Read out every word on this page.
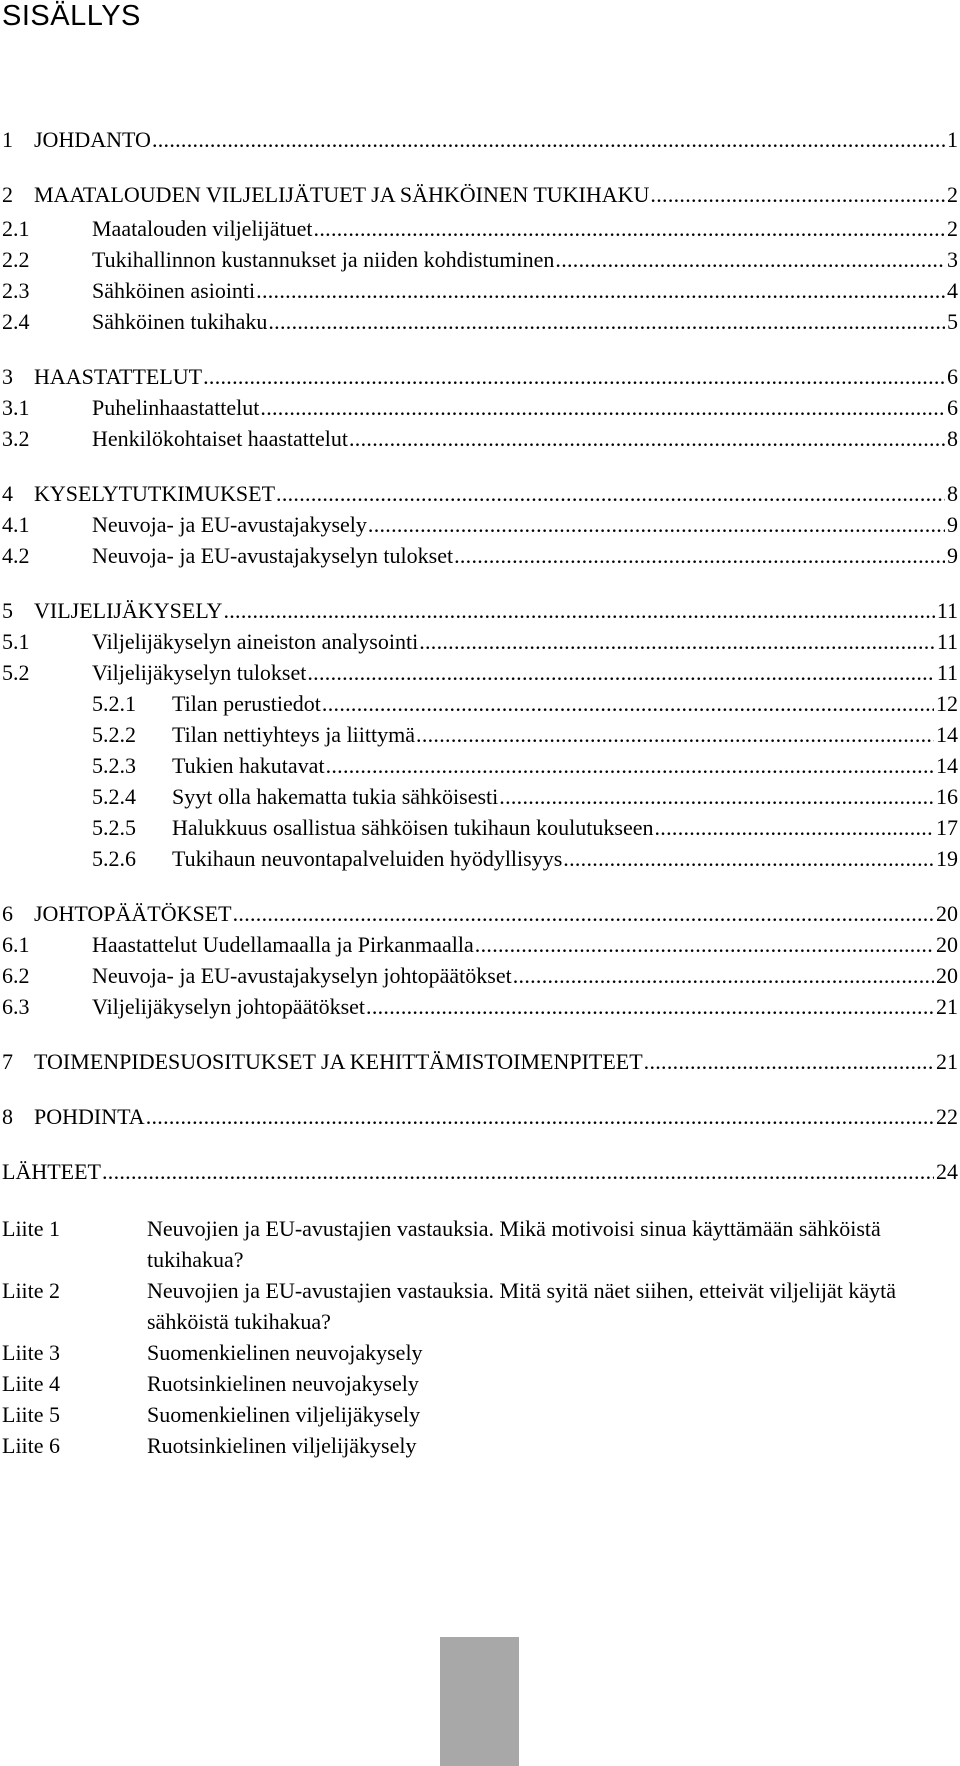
SISÄLLYS
1 JOHDANTO .....	1
2 MAATALOUDEN VILJELIJÄTUET JA SÄHKÖINEN TUKIHAKU .....	2
2.1	Maatalouden viljelijätuet .....	2
2.2	Tukihallinnon kustannukset ja niiden kohdistuminen .....	3
2.3	Sähköinen asiointi .....	4
2.4	Sähköinen tukihaku .....	5
3 HAASTATTELUT .....	6
3.1	Puhelinhaastattelut .....	6
3.2	Henkilökohtaiset haastattelut .....	8
4 KYSELYTUTKIMUKSET .....	8
4.1	Neuvoja- ja EU-avustajakysely .....	9
4.2	Neuvoja- ja EU-avustajakyselyn tulokset .....	9
5 VILJELIJÄKYSELY .....	11
5.1	Viljelijäkyselyn aineiston analysointi .....	11
5.2	Viljelijäkyselyn tulokset .....	11
5.2.1 Tilan perustiedot .....	12
5.2.2 Tilan nettiyhteys ja liittymä .....	14
5.2.3 Tukien hakutavat .....	14
5.2.4 Syyt olla hakematta tukia sähköisesti .....	16
5.2.5 Halukkuus osallistua sähköisen tukihaun koulutukseen .....	17
5.2.6 Tukihaun neuvontapalveluiden hyödyllisyys .....	19
6 JOHTOPÄÄTÖKSET .....	20
6.1	Haastattelut Uudellamaalla ja Pirkanmaalla .....	20
6.2	Neuvoja- ja EU-avustajakyselyn johtopäätökset .....	20
6.3	Viljelijäkyselyn johtopäätökset .....	21
7 TOIMENPIDESUOSITUKSET JA KEHITTÄMISTOIMENPITEET .....	21
8 POHDINTA .....	22
LÄHTEET .....	24
Liite 1	Neuvojien ja EU-avustajien vastauksia. Mikä motivoisi sinua käyttämään sähköistä tukihakua?
Liite 2	Neuvojien ja EU-avustajien vastauksia. Mitä syitä näet siihen, etteivät viljelijät käytä sähköistä tukihakua?
Liite 3	Suomenkielinen neuvojakysely
Liite 4	Ruotsinkielinen neuvojakysely
Liite 5	Suomenkielinen viljelijäkysely
Liite 6	Ruotsinkielinen viljelijäkysely
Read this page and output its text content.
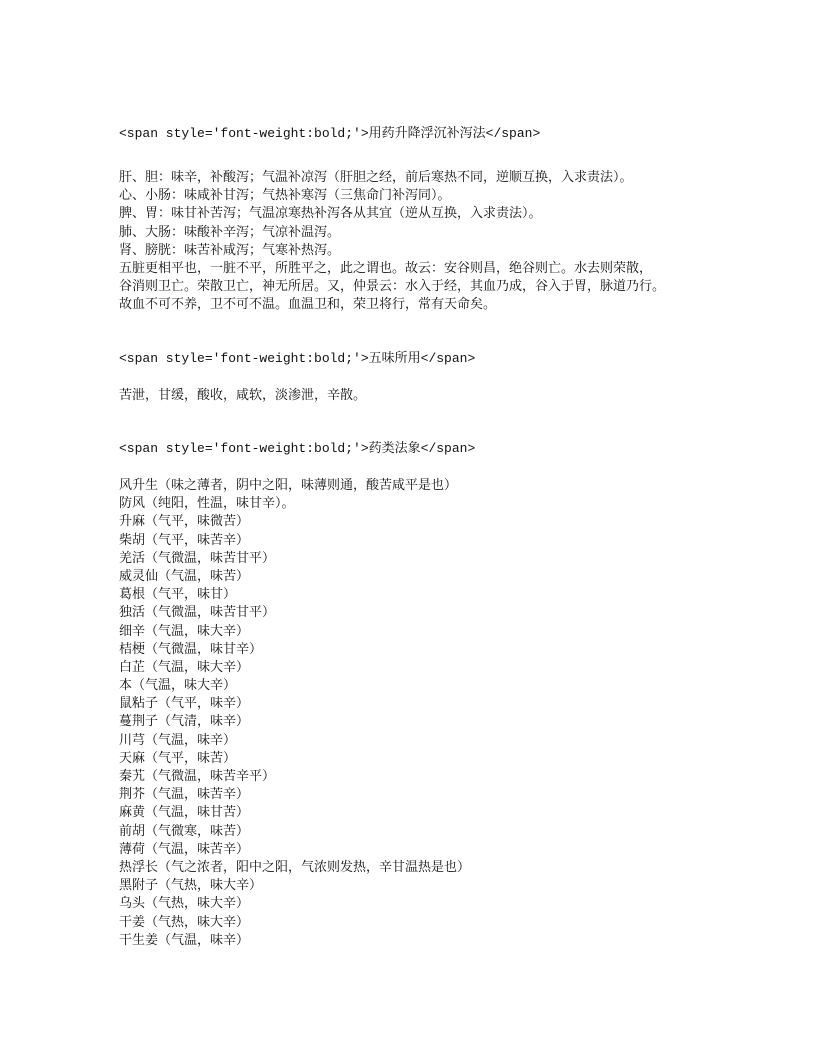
<span style='font-weight:bold;'>用药升降浮沉补泻法</span>
肝、胆：味辛，补酸泻；气温补凉泻（肝胆之经，前后寒热不同，逆顺互换，入求责法）。
心、小肠：味咸补甘泻；气热补寒泻（三焦命门补泻同）。
脾、胃：味甘补苦泻；气温凉寒热补泻各从其宜（逆从互换，入求责法）。
肺、大肠：味酸补辛泻；气凉补温泻。
肾、膀胱：味苦补咸泻；气寒补热泻。
五脏更相平也，一脏不平，所胜平之，此之谓也。故云：安谷则昌，绝谷则亡。水去则荣散，
谷消则卫亡。荣散卫亡，神无所居。又，仲景云：水入于经，其血乃成，谷入于胃，脉道乃行。
故血不可不养，卫不可不温。血温卫和，荣卫将行，常有天命矣。
<span style='font-weight:bold;'>五味所用</span>
苦泄，甘缓，酸收，咸软，淡渗泄，辛散。
<span style='font-weight:bold;'>药类法象</span>
风升生（味之薄者，阴中之阳，味薄则通，酸苦咸平是也）
防风（纯阳，性温，味甘辛）。
升麻（气平，味微苦）
柴胡（气平，味苦辛）
羌活（气微温，味苦甘平）
威灵仙（气温，味苦）
葛根（气平，味甘）
独活（气微温，味苦甘平）
细辛（气温，味大辛）
桔梗（气微温，味甘辛）
白芷（气温，味大辛）
本（气温，味大辛）
鼠粘子（气平，味辛）
蔓荆子（气清，味辛）
川芎（气温，味辛）
天麻（气平，味苦）
秦艽（气微温，味苦辛平）
荆芥（气温，味苦辛）
麻黄（气温，味甘苦）
前胡（气微寒，味苦）
薄荷（气温，味苦辛）
热浮长（气之浓者，阳中之阳，气浓则发热，辛甘温热是也）
黑附子（气热，味大辛）
乌头（气热，味大辛）
干姜（气热，味大辛）
干生姜（气温，味辛）
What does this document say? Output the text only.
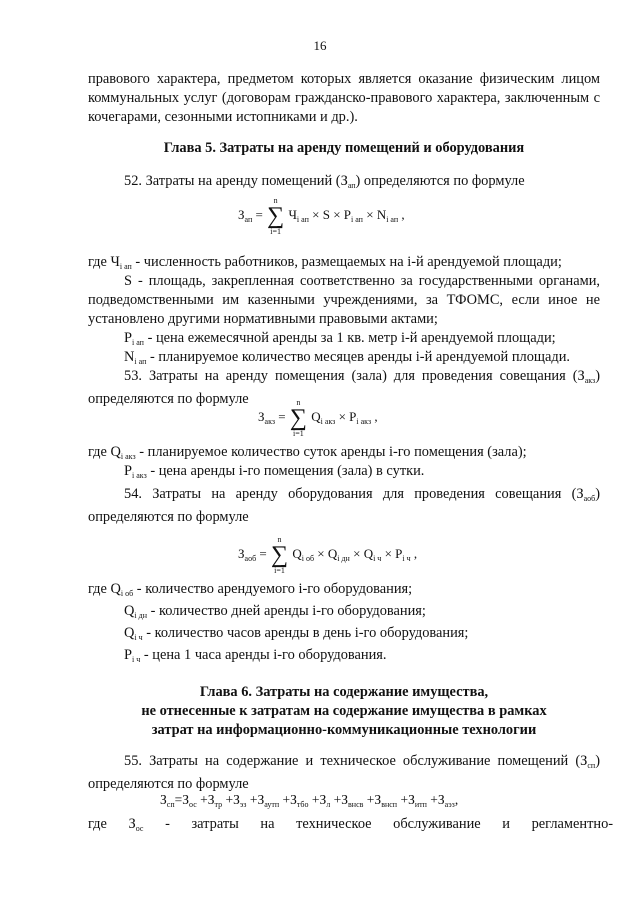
16
правового характера, предметом которых является оказание физическим лицом коммунальных услуг (договорам гражданско-правового характера, заключенным с кочегарами, сезонными истопниками и др.).
Глава 5. Затраты на аренду помещений и оборудования
52. Затраты на аренду помещений $(З_{ап})$ определяются по формуле
$З_{ап}$ =
n
∑
i=1
$Ч_{i ап} \times S \times P_{i ап} \times N_{i ап}$ ,
где $Ч_{i ап}$ - численность работников, размещаемых на i-й арендуемой площади;
S - площадь, закрепленная соответственно за государственными органами, подведомственными им казенными учреждениями, за ТФОМС, если иное не установлено другими нормативными правовыми актами;
$P_{i ап}$ - цена ежемесячной аренды за 1 кв. метр i-й арендуемой площади;
$N_{i ап}$ - планируемое количество месяцев аренды i-й арендуемой площади.
53. Затраты на аренду помещения (зала) для проведения совещания $(З_{акз})$ определяются по формуле
$З_{акз}$ =
n
∑
i=1
$Q_{i акз} \times P_{i акз}$ ,
где $Q_{i акз}$ - планируемое количество суток аренды i-го помещения (зала);
$P_{i акз}$ - цена аренды i-го помещения (зала) в сутки.
54. Затраты на аренду оборудования для проведения совещания $(З_{аоб})$ определяются по формуле
$З_{аоб}$ =
n
∑
i=1
$Q_{i об} \times Q_{i дн} \times Q_{i ч} \times P_{i ч}$ ,
где $Q_{i об}$ - количество арендуемого i-го оборудования;
$Q_{i дн}$ - количество дней аренды i-го оборудования;
$Q_{i ч}$ - количество часов аренды в день i-го оборудования;
$P_{i ч}$ - цена 1 часа аренды i-го оборудования.
Глава 6. Затраты на содержание имущества,
не отнесенные к затратам на содержание имущества в рамках
затрат на информационно-коммуникационные технологии
55. Затраты на содержание и техническое обслуживание помещений $(З_{сп})$ определяются по формуле
$З_{сп}=З_{ос} +З_{тр} +З_{эз} +З_{аутп} +З_{тбо} +З_л +З_{внсв} +З_{внсп} +З_{итп} +З_{аэз}$,
где $З_{ос}$ - затраты на техническое обслуживание и регламентно-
──────
Search the preceding listing for "техническое" and extract every line where it is found.

55. Затраты на содержание и техническое обслуживание помещений $(З_{сп})$ определяются по формуле
где $З_{ос}$ - затраты на техническое обслуживание и регламентно-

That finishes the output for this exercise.